● Exercise requirements:
A word-for-word copy of the entries, with the images left out, is what you should write.

▼

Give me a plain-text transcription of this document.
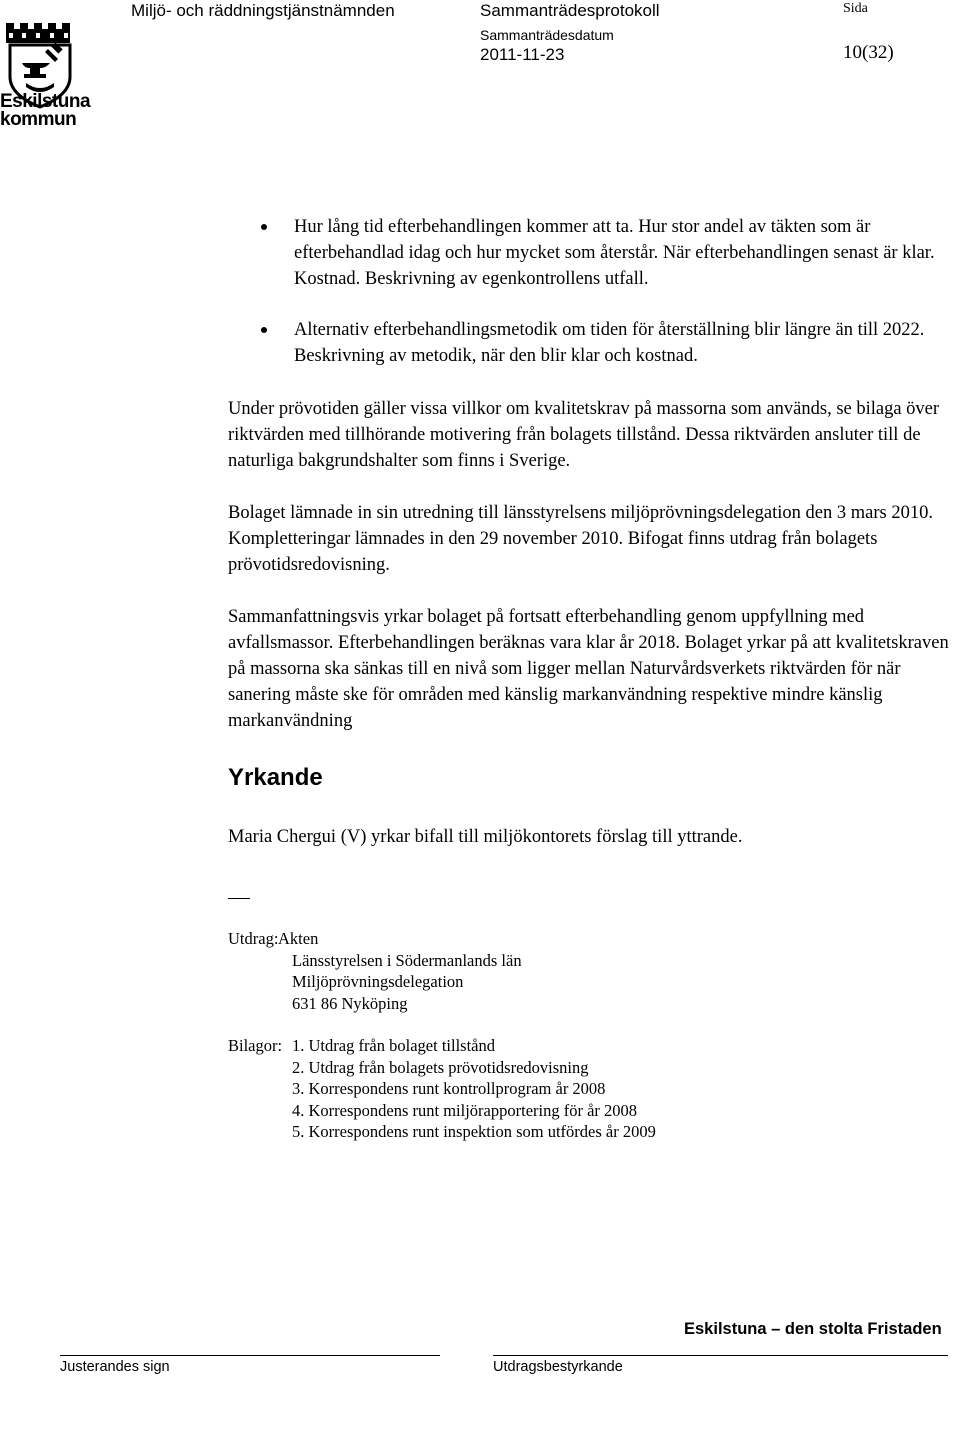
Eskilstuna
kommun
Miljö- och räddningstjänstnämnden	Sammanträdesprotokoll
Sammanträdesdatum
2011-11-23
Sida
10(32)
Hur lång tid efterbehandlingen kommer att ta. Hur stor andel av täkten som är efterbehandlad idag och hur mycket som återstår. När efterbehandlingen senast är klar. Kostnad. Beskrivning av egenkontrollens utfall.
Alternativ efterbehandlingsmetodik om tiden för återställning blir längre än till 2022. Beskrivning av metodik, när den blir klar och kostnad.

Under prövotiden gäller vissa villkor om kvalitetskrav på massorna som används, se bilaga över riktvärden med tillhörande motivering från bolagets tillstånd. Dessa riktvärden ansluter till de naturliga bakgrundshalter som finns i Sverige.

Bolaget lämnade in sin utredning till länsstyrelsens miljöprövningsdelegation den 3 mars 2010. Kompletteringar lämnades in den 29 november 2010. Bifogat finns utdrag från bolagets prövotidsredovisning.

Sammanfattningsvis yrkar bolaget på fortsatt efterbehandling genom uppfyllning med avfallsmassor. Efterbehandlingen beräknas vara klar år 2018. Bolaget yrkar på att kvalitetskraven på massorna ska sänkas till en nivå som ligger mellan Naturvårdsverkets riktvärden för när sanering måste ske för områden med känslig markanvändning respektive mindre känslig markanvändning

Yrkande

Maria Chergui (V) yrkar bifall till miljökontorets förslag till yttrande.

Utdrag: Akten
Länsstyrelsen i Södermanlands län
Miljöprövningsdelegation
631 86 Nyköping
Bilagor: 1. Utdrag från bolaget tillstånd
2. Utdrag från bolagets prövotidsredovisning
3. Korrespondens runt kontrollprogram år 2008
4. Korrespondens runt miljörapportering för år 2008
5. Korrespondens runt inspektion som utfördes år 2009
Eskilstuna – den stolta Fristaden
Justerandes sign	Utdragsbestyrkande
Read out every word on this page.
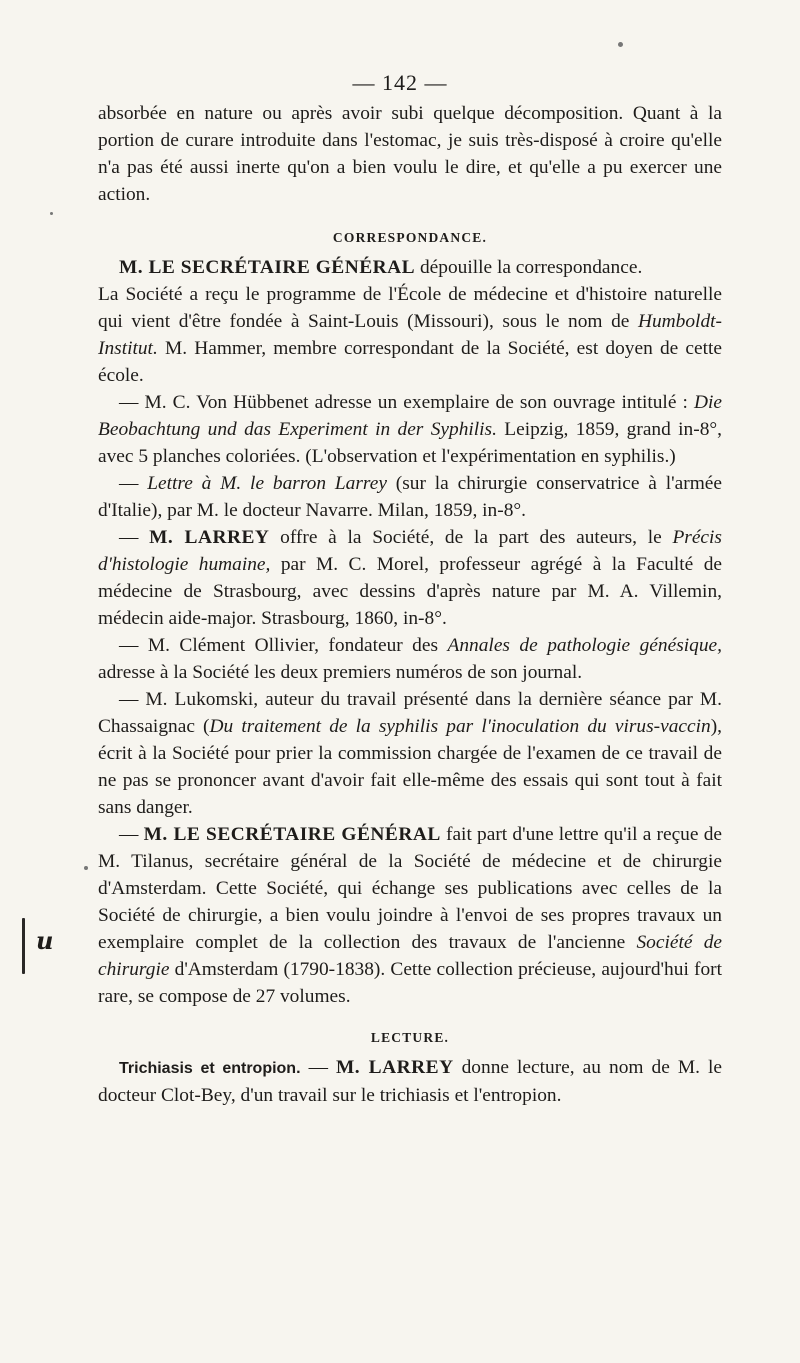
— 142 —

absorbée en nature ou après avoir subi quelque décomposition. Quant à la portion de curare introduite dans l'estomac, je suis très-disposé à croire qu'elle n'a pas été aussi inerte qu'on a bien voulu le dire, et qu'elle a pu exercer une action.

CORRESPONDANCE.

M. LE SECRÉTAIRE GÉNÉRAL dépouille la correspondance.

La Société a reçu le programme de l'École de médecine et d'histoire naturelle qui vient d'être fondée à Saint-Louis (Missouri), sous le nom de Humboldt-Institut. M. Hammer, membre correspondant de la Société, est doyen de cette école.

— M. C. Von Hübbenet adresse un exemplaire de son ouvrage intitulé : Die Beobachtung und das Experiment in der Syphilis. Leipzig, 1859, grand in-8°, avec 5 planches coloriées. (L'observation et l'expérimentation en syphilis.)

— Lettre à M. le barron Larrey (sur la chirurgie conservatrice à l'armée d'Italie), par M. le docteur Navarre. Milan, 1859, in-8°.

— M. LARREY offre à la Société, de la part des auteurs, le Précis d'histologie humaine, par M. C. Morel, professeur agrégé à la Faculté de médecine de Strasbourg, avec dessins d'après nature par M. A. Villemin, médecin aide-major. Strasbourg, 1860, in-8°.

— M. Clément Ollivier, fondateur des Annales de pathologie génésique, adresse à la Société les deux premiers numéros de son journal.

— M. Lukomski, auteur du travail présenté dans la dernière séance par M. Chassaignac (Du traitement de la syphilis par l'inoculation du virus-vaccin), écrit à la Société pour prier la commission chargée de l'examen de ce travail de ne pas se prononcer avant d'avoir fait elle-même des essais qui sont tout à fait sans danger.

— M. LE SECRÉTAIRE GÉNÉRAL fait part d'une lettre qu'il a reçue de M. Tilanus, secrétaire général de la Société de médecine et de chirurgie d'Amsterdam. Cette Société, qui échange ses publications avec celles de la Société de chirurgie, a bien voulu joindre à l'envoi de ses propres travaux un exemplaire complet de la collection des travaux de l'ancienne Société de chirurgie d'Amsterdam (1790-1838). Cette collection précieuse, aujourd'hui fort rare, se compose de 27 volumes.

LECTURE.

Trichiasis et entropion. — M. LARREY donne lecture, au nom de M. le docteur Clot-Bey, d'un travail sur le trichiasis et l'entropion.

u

▲

● Your solution:
Give me a plain-text transcription of this document.
Eskilstuna
kommun
Miljö- och räddningstjänstnämnden	Sammanträdesprotokoll
Sammanträdesdatum
2011-11-23
Sida
10(32)
Hur lång tid efterbehandlingen kommer att ta. Hur stor andel av täkten som är efterbehandlad idag och hur mycket som återstår. När efterbehandlingen senast är klar. Kostnad. Beskrivning av egenkontrollens utfall.
Alternativ efterbehandlingsmetodik om tiden för återställning blir längre än till 2022. Beskrivning av metodik, när den blir klar och kostnad.

Under prövotiden gäller vissa villkor om kvalitetskrav på massorna som används, se bilaga över riktvärden med tillhörande motivering från bolagets tillstånd. Dessa riktvärden ansluter till de naturliga bakgrundshalter som finns i Sverige.

Bolaget lämnade in sin utredning till länsstyrelsens miljöprövningsdelegation den 3 mars 2010. Kompletteringar lämnades in den 29 november 2010. Bifogat finns utdrag från bolagets prövotidsredovisning.

Sammanfattningsvis yrkar bolaget på fortsatt efterbehandling genom uppfyllning med avfallsmassor. Efterbehandlingen beräknas vara klar år 2018. Bolaget yrkar på att kvalitetskraven på massorna ska sänkas till en nivå som ligger mellan Naturvårdsverkets riktvärden för när sanering måste ske för områden med känslig markanvändning respektive mindre känslig markanvändning

Yrkande

Maria Chergui (V) yrkar bifall till miljökontorets förslag till yttrande.

Utdrag: Akten
Länsstyrelsen i Södermanlands län
Miljöprövningsdelegation
631 86 Nyköping
Bilagor: 1. Utdrag från bolaget tillstånd
2. Utdrag från bolagets prövotidsredovisning
3. Korrespondens runt kontrollprogram år 2008
4. Korrespondens runt miljörapportering för år 2008
5. Korrespondens runt inspektion som utfördes år 2009
Eskilstuna – den stolta Fristaden
Justerandes sign	Utdragsbestyrkande
Read out every word on this page.
— 142 —

absorbée en nature ou après avoir subi quelque décomposition. Quant à la portion de curare introduite dans l'estomac, je suis très-disposé à croire qu'elle n'a pas été aussi inerte qu'on a bien voulu le dire, et qu'elle a pu exercer une action.

CORRESPONDANCE.

M. LE SECRÉTAIRE GÉNÉRAL dépouille la correspondance.

La Société a reçu le programme de l'École de médecine et d'histoire naturelle qui vient d'être fondée à Saint-Louis (Missouri), sous le nom de Humboldt-Institut. M. Hammer, membre correspondant de la Société, est doyen de cette école.

— M. C. Von Hübbenet adresse un exemplaire de son ouvrage intitulé : Die Beobachtung und das Experiment in der Syphilis. Leipzig, 1859, grand in-8°, avec 5 planches coloriées. (L'observation et l'expérimentation en syphilis.)

— Lettre à M. le barron Larrey (sur la chirurgie conservatrice à l'armée d'Italie), par M. le docteur Navarre. Milan, 1859, in-8°.

— M. LARREY offre à la Société, de la part des auteurs, le Précis d'histologie humaine, par M. C. Morel, professeur agrégé à la Faculté de médecine de Strasbourg, avec dessins d'après nature par M. A. Villemin, médecin aide-major. Strasbourg, 1860, in-8°.

— M. Clément Ollivier, fondateur des Annales de pathologie génésique, adresse à la Société les deux premiers numéros de son journal.

— M. Lukomski, auteur du travail présenté dans la dernière séance par M. Chassaignac (Du traitement de la syphilis par l'inoculation du virus-vaccin), écrit à la Société pour prier la commission chargée de l'examen de ce travail de ne pas se prononcer avant d'avoir fait elle-même des essais qui sont tout à fait sans danger.

— M. LE SECRÉTAIRE GÉNÉRAL fait part d'une lettre qu'il a reçue de M. Tilanus, secrétaire général de la Société de médecine et de chirurgie d'Amsterdam. Cette Société, qui échange ses publications avec celles de la Société de chirurgie, a bien voulu joindre à l'envoi de ses propres travaux un exemplaire complet de la collection des travaux de l'ancienne Société de chirurgie d'Amsterdam (1790-1838). Cette collection précieuse, aujourd'hui fort rare, se compose de 27 volumes.

LECTURE.

Trichiasis et entropion. — M. LARREY donne lecture, au nom de M. le docteur Clot-Bey, d'un travail sur le trichiasis et l'entropion.

u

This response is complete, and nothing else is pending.